**Objective**
Retype the records below exactly as they appear.

**Listing**
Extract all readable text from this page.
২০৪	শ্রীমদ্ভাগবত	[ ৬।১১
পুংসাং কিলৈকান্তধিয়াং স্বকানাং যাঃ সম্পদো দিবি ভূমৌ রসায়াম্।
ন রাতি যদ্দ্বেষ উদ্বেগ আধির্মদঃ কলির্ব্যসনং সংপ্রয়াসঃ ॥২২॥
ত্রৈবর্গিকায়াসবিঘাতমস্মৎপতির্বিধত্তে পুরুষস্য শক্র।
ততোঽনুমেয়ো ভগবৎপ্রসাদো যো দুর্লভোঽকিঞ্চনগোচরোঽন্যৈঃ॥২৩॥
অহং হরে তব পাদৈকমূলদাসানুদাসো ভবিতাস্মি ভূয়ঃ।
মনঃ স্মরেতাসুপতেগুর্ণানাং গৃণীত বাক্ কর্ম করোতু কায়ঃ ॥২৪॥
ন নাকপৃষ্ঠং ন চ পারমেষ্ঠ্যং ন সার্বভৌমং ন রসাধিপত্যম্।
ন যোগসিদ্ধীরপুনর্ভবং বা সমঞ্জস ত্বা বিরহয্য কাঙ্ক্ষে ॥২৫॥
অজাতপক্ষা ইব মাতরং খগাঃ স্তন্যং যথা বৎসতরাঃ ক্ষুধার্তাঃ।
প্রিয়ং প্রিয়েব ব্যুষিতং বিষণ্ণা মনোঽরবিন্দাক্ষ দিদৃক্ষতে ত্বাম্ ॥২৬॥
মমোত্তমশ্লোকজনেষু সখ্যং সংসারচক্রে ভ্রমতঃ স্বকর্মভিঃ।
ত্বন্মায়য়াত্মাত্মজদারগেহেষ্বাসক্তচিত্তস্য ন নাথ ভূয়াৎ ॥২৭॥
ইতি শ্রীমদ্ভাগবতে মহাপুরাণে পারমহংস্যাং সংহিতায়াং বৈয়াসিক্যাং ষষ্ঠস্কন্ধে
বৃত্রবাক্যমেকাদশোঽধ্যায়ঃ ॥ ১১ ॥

**Solution to this exercise**
Extract all readable text from this page.
২০৪	শ্রীমদ্ভাগবত	[ ৬।১১
পুংসাং কিলৈকান্তধিয়াং স্বকানাং যাঃ সম্পদো দিবি ভূমৌ রসায়াম্।
ন রাতি যদ্দ্বেষ উদ্বেগ আধির্মদঃ কলির্ব্যসনং সংপ্রয়াসঃ ॥২২॥
ত্রৈবর্গিকায়াসবিঘাতমস্মৎপতির্বিধত্তে পুরুষস্য শক্র।
ততোঽনুমেয়ো ভগবৎপ্রসাদো যো দুর্লভোঽকিঞ্চনগোচরোঽন্যৈঃ॥২৩॥
অহং হরে তব পাদৈকমূলদাসানুদাসো ভবিতাস্মি ভূয়ঃ।
মনঃ স্মরেতাসুপতেগুর্ণানাং গৃণীত বাক্ কর্ম করোতু কায়ঃ ॥২৪॥
ন নাকপৃষ্ঠং ন চ পারমেষ্ঠ্যং ন সার্বভৌমং ন রসাধিপত্যম্।
ন যোগসিদ্ধীরপুনর্ভবং বা সমঞ্জস ত্বা বিরহয্য কাঙ্ক্ষে ॥২৫॥
অজাতপক্ষা ইব মাতরং খগাঃ স্তন্যং যথা বৎসতরাঃ ক্ষুধার্তাঃ।
প্রিয়ং প্রিয়েব ব্যুষিতং বিষণ্ণা মনোঽরবিন্দাক্ষ দিদৃক্ষতে ত্বাম্ ॥২৬॥
মমোত্তমশ্লোকজনেষু সখ্যং সংসারচক্রে ভ্রমতঃ স্বকর্মভিঃ।
ত্বন্মায়য়াত্মাত্মজদারগেহেষ্বাসক্তচিত্তস্য ন নাথ ভূয়াৎ ॥২৭॥
ইতি শ্রীমদ্ভাগবতে মহাপুরাণে পারমহংস্যাং সংহিতায়াং বৈয়াসিক্যাং ষষ্ঠস্কন্ধে
বৃত্রবাক্যমেকাদশোঽধ্যায়ঃ ॥ ১১ ॥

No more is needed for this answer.